PROBLEM DESCRIPTION> Could you switch "cápsulas" to "tabletes" and write out the rows again, from the first row through the line that contains "table-row: Vitamina A", with nothing else altered?

━━━━

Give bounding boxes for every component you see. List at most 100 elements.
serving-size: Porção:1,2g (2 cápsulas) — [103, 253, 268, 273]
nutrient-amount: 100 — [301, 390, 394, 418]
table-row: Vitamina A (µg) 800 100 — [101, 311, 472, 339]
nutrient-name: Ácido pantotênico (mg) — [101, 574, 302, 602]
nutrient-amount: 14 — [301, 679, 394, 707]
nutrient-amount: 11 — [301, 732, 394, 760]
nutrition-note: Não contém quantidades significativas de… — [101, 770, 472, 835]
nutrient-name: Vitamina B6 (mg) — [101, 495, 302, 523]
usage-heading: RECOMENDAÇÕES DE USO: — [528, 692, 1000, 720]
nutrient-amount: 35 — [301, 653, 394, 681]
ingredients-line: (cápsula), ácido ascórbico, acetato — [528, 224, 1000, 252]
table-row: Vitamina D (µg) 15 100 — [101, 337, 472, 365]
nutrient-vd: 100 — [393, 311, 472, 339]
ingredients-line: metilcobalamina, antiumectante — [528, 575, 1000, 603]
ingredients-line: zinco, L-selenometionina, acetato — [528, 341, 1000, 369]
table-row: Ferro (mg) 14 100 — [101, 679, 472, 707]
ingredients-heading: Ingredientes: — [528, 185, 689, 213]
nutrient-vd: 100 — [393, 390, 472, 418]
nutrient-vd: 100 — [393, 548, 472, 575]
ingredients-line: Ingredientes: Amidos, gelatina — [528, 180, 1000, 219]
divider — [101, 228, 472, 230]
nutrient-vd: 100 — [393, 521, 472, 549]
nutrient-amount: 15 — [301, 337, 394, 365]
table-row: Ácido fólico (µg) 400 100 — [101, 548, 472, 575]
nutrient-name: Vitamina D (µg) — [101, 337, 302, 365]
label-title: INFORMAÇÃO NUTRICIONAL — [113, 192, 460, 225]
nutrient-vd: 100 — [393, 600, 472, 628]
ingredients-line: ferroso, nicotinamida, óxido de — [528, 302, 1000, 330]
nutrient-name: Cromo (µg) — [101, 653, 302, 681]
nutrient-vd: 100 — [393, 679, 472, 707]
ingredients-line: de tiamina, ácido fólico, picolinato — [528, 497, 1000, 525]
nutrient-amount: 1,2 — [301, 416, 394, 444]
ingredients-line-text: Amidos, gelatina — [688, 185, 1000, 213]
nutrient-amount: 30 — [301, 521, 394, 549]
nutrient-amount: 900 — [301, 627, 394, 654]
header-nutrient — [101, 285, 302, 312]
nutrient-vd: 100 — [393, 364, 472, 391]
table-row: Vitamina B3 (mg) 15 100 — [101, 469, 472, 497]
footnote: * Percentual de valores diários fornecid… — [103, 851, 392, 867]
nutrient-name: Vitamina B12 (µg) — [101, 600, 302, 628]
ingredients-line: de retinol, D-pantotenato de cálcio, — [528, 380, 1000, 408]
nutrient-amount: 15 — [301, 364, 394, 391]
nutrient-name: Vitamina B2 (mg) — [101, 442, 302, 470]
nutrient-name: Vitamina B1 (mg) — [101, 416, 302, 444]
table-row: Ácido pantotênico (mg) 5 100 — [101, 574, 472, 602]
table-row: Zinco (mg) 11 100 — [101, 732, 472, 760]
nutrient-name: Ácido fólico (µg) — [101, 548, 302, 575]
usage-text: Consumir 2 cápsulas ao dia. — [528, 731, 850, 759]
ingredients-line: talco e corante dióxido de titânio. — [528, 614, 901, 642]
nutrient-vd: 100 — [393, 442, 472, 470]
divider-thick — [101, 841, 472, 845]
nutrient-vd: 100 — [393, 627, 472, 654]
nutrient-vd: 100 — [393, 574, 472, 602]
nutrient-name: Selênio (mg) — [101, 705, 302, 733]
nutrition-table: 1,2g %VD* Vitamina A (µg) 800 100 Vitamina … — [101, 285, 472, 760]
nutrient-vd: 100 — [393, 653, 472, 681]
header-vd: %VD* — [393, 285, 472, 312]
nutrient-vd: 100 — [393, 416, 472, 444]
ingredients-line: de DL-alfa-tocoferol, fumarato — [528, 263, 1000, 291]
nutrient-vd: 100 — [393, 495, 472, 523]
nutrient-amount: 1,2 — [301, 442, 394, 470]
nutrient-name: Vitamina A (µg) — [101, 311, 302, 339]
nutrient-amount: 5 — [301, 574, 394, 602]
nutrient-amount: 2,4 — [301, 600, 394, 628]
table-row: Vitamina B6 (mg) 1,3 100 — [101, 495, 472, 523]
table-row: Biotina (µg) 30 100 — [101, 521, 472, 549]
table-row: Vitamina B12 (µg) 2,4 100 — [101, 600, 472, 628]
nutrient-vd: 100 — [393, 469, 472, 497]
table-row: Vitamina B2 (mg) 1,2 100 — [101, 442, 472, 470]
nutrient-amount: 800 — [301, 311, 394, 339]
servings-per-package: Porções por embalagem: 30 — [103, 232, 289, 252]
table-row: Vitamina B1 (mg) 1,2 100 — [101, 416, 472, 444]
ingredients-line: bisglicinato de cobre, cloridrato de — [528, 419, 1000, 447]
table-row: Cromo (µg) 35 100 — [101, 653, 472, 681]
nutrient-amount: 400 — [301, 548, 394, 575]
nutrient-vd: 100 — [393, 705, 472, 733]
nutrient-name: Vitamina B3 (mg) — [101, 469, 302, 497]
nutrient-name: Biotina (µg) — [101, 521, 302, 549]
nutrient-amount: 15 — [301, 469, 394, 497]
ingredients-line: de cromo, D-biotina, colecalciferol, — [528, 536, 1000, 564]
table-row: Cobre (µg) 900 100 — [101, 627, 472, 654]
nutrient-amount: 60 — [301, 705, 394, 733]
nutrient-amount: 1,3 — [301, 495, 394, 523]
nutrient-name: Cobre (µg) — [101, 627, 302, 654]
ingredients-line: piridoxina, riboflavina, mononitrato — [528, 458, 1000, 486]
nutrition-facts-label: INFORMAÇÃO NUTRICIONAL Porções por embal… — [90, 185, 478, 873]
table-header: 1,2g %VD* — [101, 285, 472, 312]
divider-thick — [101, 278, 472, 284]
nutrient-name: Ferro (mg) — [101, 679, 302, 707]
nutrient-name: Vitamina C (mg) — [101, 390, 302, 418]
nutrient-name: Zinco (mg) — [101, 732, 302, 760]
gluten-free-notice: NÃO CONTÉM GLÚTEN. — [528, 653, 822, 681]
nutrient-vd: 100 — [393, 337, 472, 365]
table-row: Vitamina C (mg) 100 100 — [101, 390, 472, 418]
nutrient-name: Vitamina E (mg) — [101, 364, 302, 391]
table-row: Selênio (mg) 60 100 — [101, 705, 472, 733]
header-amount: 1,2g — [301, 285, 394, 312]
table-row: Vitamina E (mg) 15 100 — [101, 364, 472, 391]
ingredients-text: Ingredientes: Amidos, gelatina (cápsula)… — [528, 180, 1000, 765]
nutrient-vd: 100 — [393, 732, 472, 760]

━━━━

FINISHED EXERCISE>
Give bounding boxes for every component you see. List at most 100 elements.
serving-size: Porção:1,2g (2 tabletes) — [103, 253, 268, 273]
nutrient-amount: 100 — [301, 390, 394, 418]
table-row: Vitamina A (µg) 800 100 — [101, 311, 472, 339]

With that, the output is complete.